Go through the entries one line at a time, and gather every line that has the word "this".

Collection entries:
-*-*-

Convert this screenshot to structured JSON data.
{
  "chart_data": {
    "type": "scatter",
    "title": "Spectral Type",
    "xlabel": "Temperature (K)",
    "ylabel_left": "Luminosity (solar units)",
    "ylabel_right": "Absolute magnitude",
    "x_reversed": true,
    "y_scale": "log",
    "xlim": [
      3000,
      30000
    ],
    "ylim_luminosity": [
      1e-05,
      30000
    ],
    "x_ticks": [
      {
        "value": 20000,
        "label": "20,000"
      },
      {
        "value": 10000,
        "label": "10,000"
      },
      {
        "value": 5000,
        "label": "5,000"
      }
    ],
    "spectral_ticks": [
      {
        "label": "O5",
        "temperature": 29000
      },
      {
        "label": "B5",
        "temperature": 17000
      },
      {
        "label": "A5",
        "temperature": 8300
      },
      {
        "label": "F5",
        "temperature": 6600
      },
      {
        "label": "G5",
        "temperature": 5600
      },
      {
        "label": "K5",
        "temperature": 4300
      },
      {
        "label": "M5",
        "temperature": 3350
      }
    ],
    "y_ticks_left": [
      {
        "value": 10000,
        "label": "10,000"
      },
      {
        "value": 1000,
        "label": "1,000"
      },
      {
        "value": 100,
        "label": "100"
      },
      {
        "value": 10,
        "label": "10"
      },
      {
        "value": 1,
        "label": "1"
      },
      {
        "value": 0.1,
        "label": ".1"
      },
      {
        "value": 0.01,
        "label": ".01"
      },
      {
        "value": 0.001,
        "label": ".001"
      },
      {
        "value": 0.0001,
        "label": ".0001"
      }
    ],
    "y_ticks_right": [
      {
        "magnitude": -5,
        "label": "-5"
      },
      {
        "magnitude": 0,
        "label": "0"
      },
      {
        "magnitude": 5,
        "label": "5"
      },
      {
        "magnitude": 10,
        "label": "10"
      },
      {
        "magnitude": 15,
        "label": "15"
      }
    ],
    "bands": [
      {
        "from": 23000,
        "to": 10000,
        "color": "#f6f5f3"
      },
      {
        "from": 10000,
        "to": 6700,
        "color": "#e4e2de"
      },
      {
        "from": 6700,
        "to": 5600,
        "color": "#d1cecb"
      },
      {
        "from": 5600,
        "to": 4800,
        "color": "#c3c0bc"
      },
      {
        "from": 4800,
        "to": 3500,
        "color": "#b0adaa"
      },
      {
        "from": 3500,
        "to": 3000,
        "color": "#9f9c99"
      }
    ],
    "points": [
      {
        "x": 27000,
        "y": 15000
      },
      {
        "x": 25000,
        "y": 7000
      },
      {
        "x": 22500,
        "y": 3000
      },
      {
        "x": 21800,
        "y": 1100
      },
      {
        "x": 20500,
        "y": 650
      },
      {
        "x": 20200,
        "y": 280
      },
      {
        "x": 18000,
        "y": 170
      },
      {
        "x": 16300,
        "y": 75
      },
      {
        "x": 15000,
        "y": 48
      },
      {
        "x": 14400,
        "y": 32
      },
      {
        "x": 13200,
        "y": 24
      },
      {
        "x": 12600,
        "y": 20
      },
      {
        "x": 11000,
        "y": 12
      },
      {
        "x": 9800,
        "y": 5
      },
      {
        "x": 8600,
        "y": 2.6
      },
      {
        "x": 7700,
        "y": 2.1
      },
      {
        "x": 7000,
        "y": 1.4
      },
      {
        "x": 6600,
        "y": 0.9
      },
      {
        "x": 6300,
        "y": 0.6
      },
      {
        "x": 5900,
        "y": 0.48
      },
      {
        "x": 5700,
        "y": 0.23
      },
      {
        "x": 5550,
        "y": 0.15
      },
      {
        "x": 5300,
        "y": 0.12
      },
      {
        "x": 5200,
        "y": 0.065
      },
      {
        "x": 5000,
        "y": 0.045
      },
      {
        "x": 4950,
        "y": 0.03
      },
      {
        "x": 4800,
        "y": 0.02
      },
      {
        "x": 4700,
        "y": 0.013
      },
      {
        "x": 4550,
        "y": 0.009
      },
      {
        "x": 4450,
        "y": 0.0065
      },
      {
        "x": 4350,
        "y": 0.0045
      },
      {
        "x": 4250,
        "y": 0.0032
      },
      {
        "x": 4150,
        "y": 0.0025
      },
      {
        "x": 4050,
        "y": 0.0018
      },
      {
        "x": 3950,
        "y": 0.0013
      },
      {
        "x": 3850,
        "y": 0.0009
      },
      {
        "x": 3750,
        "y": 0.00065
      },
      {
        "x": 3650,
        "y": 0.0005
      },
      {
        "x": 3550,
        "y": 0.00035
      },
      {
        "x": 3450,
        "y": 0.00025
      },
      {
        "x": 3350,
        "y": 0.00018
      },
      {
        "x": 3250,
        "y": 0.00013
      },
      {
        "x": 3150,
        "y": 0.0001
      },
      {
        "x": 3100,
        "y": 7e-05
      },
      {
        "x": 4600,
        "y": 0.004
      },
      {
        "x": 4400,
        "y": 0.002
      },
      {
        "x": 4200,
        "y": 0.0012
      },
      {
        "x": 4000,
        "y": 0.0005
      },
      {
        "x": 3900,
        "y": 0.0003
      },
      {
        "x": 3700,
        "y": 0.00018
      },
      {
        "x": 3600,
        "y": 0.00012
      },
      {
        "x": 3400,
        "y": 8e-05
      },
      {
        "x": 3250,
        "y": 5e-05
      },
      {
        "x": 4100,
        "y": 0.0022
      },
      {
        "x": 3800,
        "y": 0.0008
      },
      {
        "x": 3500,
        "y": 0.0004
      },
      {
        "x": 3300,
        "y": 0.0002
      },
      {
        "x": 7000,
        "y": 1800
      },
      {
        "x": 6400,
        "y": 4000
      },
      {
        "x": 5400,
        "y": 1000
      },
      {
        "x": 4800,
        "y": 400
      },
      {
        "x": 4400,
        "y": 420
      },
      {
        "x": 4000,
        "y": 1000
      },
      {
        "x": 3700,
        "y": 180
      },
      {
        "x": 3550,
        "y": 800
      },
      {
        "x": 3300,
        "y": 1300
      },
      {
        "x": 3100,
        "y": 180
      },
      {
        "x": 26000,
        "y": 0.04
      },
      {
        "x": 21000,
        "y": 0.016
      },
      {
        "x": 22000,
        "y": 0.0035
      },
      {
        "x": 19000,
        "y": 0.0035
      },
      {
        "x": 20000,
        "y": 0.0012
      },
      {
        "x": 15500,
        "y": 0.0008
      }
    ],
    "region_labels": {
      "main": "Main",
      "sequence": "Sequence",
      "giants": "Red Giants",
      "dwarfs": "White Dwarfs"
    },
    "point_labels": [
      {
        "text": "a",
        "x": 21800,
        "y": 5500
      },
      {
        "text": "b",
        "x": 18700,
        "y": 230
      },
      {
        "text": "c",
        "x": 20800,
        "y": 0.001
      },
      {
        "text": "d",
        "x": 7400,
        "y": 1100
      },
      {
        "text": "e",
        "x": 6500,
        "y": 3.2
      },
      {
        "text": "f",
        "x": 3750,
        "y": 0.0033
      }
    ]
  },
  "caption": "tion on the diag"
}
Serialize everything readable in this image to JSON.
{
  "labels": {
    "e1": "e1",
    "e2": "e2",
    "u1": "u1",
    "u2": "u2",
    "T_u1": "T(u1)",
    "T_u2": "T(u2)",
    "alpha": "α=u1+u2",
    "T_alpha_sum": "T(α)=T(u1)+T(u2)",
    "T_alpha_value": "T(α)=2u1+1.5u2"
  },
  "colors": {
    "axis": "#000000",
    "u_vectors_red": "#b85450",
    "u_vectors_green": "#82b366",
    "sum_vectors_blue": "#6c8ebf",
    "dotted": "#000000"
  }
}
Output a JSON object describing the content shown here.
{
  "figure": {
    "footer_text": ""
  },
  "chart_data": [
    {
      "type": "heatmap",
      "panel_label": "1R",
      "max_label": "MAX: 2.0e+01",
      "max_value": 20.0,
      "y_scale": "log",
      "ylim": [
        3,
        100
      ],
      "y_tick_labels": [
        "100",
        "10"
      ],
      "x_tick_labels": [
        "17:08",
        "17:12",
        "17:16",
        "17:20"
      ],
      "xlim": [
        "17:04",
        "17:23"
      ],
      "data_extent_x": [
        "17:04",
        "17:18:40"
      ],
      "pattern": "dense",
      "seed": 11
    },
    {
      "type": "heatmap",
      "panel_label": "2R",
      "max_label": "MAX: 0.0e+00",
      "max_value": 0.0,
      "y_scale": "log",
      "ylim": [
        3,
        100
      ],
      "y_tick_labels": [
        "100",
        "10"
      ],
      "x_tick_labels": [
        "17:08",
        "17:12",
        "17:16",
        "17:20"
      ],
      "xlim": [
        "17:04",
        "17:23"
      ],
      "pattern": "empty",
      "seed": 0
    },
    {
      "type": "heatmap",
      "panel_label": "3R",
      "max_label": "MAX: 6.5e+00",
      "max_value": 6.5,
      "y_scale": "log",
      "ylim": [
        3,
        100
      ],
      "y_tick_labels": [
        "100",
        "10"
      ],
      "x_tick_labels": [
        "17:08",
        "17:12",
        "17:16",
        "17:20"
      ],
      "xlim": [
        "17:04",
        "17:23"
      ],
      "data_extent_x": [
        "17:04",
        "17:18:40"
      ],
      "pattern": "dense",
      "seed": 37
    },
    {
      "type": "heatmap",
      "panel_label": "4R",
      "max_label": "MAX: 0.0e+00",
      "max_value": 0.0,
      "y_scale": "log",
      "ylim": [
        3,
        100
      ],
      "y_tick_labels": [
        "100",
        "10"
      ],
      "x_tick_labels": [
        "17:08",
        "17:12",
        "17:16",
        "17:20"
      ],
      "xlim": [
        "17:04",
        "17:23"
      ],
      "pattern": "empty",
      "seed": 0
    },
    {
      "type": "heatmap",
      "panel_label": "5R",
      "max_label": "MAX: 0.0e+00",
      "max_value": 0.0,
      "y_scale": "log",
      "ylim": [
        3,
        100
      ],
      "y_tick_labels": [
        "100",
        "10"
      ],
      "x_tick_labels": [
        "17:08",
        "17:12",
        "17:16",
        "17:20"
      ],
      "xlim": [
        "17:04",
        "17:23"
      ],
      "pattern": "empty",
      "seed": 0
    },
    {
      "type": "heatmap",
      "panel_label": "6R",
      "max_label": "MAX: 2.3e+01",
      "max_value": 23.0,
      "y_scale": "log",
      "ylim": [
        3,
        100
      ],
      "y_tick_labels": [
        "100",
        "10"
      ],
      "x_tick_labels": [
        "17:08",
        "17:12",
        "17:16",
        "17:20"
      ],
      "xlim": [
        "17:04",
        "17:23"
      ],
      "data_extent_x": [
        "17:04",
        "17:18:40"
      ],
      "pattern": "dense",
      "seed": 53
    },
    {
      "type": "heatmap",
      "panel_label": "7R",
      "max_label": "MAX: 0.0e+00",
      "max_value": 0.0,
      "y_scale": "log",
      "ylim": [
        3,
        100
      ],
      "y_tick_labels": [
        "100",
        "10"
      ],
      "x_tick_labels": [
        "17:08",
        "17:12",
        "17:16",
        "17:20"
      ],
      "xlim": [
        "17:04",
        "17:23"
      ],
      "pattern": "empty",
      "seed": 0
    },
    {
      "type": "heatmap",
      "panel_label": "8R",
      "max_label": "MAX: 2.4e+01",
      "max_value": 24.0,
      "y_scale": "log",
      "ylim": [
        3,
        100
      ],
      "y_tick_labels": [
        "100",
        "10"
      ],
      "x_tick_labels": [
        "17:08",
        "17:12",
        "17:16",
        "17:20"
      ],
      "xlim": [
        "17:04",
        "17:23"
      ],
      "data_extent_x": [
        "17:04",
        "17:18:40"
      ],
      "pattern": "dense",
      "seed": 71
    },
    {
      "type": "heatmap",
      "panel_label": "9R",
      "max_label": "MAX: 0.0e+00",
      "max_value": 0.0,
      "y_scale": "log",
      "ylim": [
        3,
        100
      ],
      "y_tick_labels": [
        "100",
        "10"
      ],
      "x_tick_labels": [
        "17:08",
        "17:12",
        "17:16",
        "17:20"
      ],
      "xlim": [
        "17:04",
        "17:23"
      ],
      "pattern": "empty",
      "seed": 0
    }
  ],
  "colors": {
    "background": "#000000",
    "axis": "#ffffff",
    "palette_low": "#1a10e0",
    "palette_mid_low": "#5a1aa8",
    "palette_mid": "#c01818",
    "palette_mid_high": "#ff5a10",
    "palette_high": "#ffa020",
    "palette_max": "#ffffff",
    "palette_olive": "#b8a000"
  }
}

-*-*-

The solution:
Convert this screenshot to structured JSON data.
Serialize everything readable in this image to JSON.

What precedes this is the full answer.